**КОРОТКОЕ ЗАДАНИЕ 1:** Пожалуйста, продублируйте строки из приведенных ниже записей: от строки с «point-iid_server: [528, 218, 538, 229]» до строки с «point-iid_server: [521, 307, 532, 318]» включительно.

**ИСХОДНЫЙ ТЕКСТ:**
************
Вот, к примеру, спектакль "Бобок" по Достоевскому. Казалось бы, он такой мрачный – кладбище, мертвецы... Но и там, в загробном мире, люди (покойники) не могут расстаться с собственным самолюбием и претензиями. Ну, испугайся, осознай, что тебе дан шанс начать новую форму жизни. Нет – даже в крайней ситуации мы остаемся тем, что мы есть.

– Но признайся, когда ты ставил этот спектакль, где сплошные покойники с ужасающим гримом разлагающихся лиц, тебе не было жутковато?

– Было внутреннее напряжение и ощущение состояния, в котором когда-нибудь окажусь. Знаешь, в детстве мне было очень страшно, когда в деревне я шел мимо кладбища. Я бросался бежать и как сумасшедший влетал в дом.

– И вряд ли догадывался, что покойнички позже станут объектом твоего профессионального интереса.

– Когда я бежал, я как бы слышал за собой чужое дыхание – будто за мной кто-то гонится. Это, кстати, гоголевское чувство. У него в повести "Старосветские помещики" возникает ощущение, что героев кто-то зовет. Кто? Такие вещи не формулируются в словах. Такими вещами нельзя шутить. Как и нельзя шутить с Гоголем. Если ты думаешь, что все про него знаешь, он неминуемо щелкнет тебя по носу.

– А ты получал от Гоголя?

– В Польше я ставил "Мертвые души". Собственную инсценировку, которую сочинил из пяти вариантов булгаковской, я заранее отправил для перевода. Потом приехал в Краков. На первую репетицию собрались артисты – человек двадцать, и я рассказывал им про Гоголя, про черта и про взаимоотношения с нечистой силой – в общем, сказал много умных слов. И вот артисты начинают читать переведенную инсценировку, и у меня в прямом смысле встают волосы на голове. Я слышу совершенно другой, ничего не имеющий общего с моим вариант. И в этот же момент явственно слышу какой-то смешок в ухе.

– По-моему, ты доигрался в мистику.

– Клянусь – смешок был: "Ну, все ты знаешь про меня? Давай выпутывайся". Я был в ужасе. Короче, после разборок оказалось, что переводчик потерял мой вариант и, не переговорив со мной, перевел классическую версию Булгакова и выдал за мою. Вот и вся история. Но это соединение моей самоуверенности с моим рассказом о Гоголе и черте – явный щелчок по носу. От кого только? От Гоголя или от черта? А может, от того и другого? В общем, меня всего зачеркнули, со всеми моими знаниями.

– Ну а поблагодарить Гоголь может?

– Когда ты относишься к нему честно, искренне, то он благодарит просто результатом работы. Он всегда мне покровительствовал, начиная с дипломного спектакля "Нос", и тогда, когда я ставил "Ревизора", "Женитьбу", "Мертвые души". Интересный автор, но его надо чувствовать.

Между прочим, Гоголь – первый писатель, которого я прочитал в детстве. Это были "Вечера на хуторе близ Диканьки". И знаешь, я смертельно боялся читать "Вия" и листал книгу так, чтобы он не дай Бог мне не попался. Но "Вий" нахально лез на глаза. Какая-то тут есть предопределенность, хотя, повторяю, с ним опасно что-то утверждать.
************
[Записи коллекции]

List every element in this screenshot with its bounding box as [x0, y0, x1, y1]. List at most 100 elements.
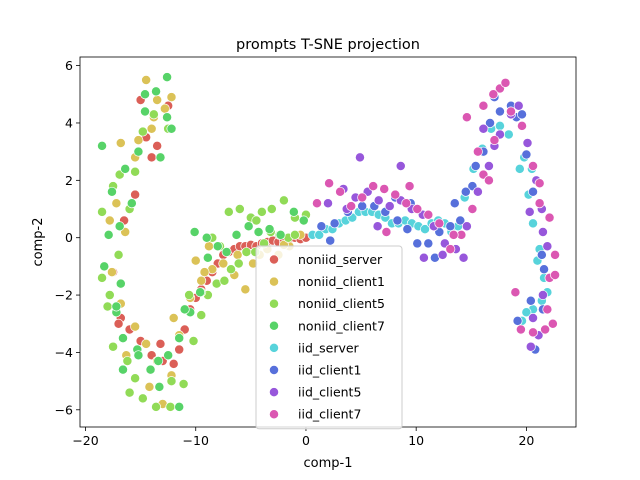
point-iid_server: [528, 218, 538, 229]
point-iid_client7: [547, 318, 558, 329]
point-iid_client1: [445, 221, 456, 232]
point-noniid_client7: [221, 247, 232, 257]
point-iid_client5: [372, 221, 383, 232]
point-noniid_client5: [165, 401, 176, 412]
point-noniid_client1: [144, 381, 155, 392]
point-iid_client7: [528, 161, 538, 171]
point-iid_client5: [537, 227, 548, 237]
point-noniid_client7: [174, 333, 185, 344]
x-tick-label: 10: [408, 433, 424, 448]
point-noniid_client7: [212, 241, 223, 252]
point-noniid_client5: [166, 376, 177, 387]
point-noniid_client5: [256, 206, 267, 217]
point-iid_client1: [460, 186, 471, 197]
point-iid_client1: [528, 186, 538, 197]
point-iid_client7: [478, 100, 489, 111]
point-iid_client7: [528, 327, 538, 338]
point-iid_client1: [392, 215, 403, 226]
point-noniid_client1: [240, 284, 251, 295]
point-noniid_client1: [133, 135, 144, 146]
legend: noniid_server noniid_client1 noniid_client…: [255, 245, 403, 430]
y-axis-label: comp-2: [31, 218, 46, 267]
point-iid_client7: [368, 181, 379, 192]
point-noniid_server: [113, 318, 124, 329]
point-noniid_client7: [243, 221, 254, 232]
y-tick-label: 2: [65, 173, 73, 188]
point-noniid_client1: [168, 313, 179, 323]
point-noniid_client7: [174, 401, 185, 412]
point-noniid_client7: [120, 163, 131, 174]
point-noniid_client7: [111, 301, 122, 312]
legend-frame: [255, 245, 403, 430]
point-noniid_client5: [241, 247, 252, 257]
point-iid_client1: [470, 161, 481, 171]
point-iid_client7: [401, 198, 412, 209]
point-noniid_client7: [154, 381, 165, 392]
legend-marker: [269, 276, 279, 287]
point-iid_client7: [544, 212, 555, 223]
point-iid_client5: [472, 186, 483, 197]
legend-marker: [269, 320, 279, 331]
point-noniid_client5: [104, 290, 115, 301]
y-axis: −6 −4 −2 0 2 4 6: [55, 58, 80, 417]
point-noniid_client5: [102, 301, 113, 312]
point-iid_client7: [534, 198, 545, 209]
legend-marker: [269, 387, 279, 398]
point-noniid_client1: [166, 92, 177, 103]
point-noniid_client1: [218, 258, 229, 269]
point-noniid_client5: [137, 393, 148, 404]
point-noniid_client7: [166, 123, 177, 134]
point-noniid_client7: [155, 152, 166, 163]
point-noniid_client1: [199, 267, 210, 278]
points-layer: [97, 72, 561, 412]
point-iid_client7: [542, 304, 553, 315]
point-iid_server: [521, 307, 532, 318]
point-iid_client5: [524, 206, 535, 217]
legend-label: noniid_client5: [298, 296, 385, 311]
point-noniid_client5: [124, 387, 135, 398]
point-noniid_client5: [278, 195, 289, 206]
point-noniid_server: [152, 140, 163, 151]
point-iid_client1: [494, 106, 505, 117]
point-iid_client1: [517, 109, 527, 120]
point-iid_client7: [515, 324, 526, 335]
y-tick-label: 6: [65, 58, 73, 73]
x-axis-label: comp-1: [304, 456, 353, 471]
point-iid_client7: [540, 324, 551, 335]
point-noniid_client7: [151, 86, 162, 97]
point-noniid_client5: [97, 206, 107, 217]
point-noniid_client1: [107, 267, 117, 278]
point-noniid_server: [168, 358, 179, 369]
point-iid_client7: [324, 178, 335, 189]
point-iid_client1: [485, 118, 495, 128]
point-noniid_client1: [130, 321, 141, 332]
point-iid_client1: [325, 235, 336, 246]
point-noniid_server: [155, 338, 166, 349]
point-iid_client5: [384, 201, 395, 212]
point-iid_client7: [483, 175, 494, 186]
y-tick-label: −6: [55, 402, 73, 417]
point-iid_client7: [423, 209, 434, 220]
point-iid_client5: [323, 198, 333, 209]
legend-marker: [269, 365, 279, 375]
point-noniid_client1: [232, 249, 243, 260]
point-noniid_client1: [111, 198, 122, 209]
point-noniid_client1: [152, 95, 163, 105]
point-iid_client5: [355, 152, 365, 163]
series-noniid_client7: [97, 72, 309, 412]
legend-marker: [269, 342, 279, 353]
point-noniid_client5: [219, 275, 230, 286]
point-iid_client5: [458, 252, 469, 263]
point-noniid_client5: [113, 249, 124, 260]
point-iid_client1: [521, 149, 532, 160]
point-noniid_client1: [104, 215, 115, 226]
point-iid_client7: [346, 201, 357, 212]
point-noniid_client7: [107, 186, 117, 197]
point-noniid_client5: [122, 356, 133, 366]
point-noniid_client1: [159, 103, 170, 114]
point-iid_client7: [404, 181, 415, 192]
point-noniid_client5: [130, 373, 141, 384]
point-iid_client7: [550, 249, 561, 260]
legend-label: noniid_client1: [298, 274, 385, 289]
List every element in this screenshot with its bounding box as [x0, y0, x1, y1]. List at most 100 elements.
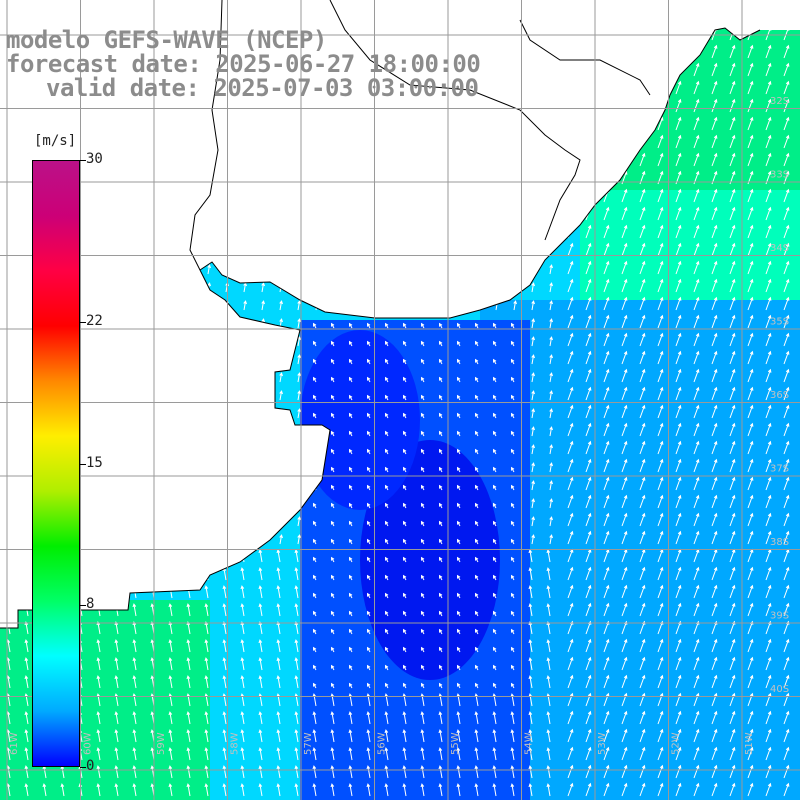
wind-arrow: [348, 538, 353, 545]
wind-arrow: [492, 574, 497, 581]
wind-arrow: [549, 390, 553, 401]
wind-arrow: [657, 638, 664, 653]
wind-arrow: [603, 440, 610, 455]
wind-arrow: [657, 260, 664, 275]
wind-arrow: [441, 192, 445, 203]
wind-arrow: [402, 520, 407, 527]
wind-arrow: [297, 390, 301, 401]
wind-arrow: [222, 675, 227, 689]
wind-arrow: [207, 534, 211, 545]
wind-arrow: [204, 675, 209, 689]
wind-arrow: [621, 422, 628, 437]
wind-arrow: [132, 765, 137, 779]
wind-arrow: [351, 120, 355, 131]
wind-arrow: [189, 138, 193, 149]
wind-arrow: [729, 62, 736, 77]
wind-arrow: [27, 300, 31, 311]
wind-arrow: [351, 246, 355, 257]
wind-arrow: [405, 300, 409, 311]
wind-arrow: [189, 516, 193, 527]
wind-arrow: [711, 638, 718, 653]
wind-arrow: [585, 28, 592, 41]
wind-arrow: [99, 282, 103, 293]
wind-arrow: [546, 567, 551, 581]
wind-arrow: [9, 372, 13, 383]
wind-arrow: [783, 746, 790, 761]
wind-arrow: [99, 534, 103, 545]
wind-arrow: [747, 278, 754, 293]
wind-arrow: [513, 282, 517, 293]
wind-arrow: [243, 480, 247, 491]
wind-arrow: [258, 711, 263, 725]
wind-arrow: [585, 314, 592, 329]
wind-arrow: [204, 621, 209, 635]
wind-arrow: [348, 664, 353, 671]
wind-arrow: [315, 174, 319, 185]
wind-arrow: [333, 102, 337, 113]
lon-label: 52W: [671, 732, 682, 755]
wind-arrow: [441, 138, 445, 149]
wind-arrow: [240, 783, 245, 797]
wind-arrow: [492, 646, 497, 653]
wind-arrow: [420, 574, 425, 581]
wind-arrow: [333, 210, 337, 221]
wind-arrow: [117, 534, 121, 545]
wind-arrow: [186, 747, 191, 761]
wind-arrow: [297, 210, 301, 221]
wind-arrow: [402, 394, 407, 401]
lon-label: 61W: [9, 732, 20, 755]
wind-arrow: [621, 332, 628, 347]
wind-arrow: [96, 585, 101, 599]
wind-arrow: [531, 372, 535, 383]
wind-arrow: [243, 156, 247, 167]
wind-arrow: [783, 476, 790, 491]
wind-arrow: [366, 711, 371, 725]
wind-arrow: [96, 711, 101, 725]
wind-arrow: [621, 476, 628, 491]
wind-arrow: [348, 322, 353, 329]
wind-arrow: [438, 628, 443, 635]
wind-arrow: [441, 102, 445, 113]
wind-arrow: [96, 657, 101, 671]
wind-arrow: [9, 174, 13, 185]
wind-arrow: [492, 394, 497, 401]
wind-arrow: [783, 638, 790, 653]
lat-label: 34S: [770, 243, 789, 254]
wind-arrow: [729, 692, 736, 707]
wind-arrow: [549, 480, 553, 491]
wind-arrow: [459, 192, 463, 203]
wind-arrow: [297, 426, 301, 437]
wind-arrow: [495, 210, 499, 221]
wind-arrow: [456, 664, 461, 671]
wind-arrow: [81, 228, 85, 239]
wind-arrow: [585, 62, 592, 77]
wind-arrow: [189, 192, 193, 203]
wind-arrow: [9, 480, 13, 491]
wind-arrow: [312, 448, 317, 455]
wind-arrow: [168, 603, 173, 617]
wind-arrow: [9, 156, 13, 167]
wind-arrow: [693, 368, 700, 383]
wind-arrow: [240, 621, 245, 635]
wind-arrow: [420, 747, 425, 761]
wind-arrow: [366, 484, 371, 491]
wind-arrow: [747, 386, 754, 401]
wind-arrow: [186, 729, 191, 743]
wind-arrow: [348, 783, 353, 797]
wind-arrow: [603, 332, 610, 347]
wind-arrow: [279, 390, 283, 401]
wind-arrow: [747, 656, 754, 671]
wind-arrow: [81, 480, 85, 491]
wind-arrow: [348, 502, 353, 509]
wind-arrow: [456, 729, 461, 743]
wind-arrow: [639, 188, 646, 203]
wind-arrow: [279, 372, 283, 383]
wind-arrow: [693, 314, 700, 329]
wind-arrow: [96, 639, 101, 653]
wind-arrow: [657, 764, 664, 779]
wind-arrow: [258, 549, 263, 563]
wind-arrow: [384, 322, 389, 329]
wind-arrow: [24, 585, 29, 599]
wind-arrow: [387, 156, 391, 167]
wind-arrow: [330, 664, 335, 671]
************
**КОРОТКОЕ ЗАДАНИЕ 2:** Перепишите из интервью о Гоголе фрагмент от слов «Между прочим, Гоголь» до слов «опасно что-то утверждать.» включительно, без единого изменения.

**ОТВЕТ НА ЗАДАНИЕ 1:**
point-iid_server: [528, 218, 538, 229]
point-iid_client7: [547, 318, 558, 329]
point-iid_client1: [445, 221, 456, 232]
point-noniid_client7: [221, 247, 232, 257]
point-iid_client5: [372, 221, 383, 232]
point-noniid_client5: [165, 401, 176, 412]
point-noniid_client1: [144, 381, 155, 392]
point-iid_client7: [528, 161, 538, 171]
point-iid_client5: [537, 227, 548, 237]
point-noniid_client7: [174, 333, 185, 344]
x-tick-label: 10: [408, 433, 424, 448]
point-noniid_client7: [212, 241, 223, 252]
point-noniid_client5: [166, 376, 177, 387]
point-noniid_client5: [256, 206, 267, 217]
point-iid_client1: [460, 186, 471, 197]
point-iid_client1: [528, 186, 538, 197]
point-iid_client7: [478, 100, 489, 111]
point-iid_client7: [528, 327, 538, 338]
point-iid_client1: [392, 215, 403, 226]
point-noniid_client1: [240, 284, 251, 295]
point-noniid_client1: [133, 135, 144, 146]
legend: noniid_server noniid_client1 noniid_client…: [255, 245, 403, 430]
y-axis-label: comp-2: [31, 218, 46, 267]
point-iid_client7: [368, 181, 379, 192]
point-noniid_server: [113, 318, 124, 329]
point-noniid_client7: [243, 221, 254, 232]
y-tick-label: 2: [65, 173, 73, 188]
point-noniid_client1: [168, 313, 179, 323]
point-noniid_client7: [174, 401, 185, 412]
point-noniid_client7: [120, 163, 131, 174]
point-noniid_client7: [111, 301, 122, 312]
legend-frame: [255, 245, 403, 430]
point-noniid_client5: [241, 247, 252, 257]
point-iid_client1: [470, 161, 481, 171]
point-iid_client7: [401, 198, 412, 209]
point-noniid_client7: [154, 381, 165, 392]
legend-marker: [269, 276, 279, 287]
point-iid_client7: [544, 212, 555, 223]
point-iid_client5: [472, 186, 483, 197]
legend-marker: [269, 320, 279, 331]
point-noniid_client5: [104, 290, 115, 301]
y-axis: −6 −4 −2 0 2 4 6: [55, 58, 80, 417]
point-noniid_client5: [102, 301, 113, 312]
point-iid_client7: [534, 198, 545, 209]
legend-marker: [269, 387, 279, 398]
point-noniid_client1: [166, 92, 177, 103]
point-noniid_client1: [218, 258, 229, 269]
point-noniid_client5: [137, 393, 148, 404]
point-noniid_client7: [166, 123, 177, 134]
point-noniid_client7: [155, 152, 166, 163]
point-noniid_client1: [199, 267, 210, 278]
points-layer: [97, 72, 561, 412]
point-iid_client7: [542, 304, 553, 315]
point-iid_server: [521, 307, 532, 318]

**ОТВЕТ НА ЗАДАНИЕ 2:**
Между прочим, Гоголь – первый писатель, которого я прочитал в детстве. Это были "Вечера на хуторе близ Диканьки". И знаешь, я смертельно боялся читать "Вия" и листал книгу так, чтобы он не дай Бог мне не попался. Но "Вий" нахально лез на глаза. Какая-то тут есть предопределенность, хотя, повторяю, с ним опасно что-то утверждать.